## begin DATA SECTION

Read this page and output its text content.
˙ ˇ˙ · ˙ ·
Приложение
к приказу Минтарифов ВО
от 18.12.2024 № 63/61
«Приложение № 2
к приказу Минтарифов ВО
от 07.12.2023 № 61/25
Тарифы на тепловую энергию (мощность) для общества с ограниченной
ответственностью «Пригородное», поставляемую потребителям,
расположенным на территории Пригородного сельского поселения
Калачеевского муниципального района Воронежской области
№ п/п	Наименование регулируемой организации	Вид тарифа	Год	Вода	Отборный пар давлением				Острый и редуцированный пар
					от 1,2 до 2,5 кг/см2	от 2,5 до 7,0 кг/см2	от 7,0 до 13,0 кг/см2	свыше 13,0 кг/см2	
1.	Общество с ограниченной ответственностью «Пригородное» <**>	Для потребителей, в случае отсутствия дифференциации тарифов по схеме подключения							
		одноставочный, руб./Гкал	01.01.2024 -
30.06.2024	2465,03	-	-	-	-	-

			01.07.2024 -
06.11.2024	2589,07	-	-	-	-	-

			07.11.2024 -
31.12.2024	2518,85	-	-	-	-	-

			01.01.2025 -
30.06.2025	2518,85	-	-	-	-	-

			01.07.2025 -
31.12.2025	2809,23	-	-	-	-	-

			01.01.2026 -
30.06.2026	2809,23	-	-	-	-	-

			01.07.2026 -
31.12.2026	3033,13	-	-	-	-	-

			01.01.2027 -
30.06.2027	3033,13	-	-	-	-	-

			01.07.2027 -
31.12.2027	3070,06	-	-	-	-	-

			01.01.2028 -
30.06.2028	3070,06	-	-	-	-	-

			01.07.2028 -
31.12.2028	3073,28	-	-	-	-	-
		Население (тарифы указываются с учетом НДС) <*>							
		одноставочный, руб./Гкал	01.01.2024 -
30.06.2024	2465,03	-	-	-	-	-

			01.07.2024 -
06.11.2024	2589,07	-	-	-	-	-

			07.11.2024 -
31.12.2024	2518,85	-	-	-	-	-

## end DATA SECTION

> [OBJECTIVE] Transcribe every entry exactly, omitting nothing.

> [REPLY TO THE TASK]
Read this page and output its text content.
˙ ˇ˙ · ˙ ·
Приложение
к приказу Минтарифов ВО
от 18.12.2024 № 63/61
«Приложение № 2
к приказу Минтарифов ВО
от 07.12.2023 № 61/25
Тарифы на тепловую энергию (мощность) для общества с ограниченной
ответственностью «Пригородное», поставляемую потребителям,
расположенным на территории Пригородного сельского поселения
Калачеевского муниципального района Воронежской области
№ п/п	Наименование регулируемой организации	Вид тарифа	Год	Вода	Отборный пар давлением				Острый и редуцированный пар
					от 1,2 до 2,5 кг/см2	от 2,5 до 7,0 кг/см2	от 7,0 до 13,0 кг/см2	свыше 13,0 кг/см2	
1.	Общество с ограниченной ответственностью «Пригородное» <**>	Для потребителей, в случае отсутствия дифференциации тарифов по схеме подключения							
		одноставочный, руб./Гкал	01.01.2024 -
30.06.2024	2465,03	-	-	-	-	-

			01.07.2024 -
06.11.2024	2589,07	-	-	-	-	-

			07.11.2024 -
31.12.2024	2518,85	-	-	-	-	-

			01.01.2025 -
30.06.2025	2518,85	-	-	-	-	-

			01.07.2025 -
31.12.2025	2809,23	-	-	-	-	-

			01.01.2026 -
30.06.2026	2809,23	-	-	-	-	-

			01.07.2026 -
31.12.2026	3033,13	-	-	-	-	-

			01.01.2027 -
30.06.2027	3033,13	-	-	-	-	-

			01.07.2027 -
31.12.2027	3070,06	-	-	-	-	-

			01.01.2028 -
30.06.2028	3070,06	-	-	-	-	-

			01.07.2028 -
31.12.2028	3073,28	-	-	-	-	-
		Население (тарифы указываются с учетом НДС) <*>							
		одноставочный, руб./Гкал	01.01.2024 -
30.06.2024	2465,03	-	-	-	-	-

			01.07.2024 -
06.11.2024	2589,07	-	-	-	-	-

			07.11.2024 -
31.12.2024	2518,85	-	-	-	-	-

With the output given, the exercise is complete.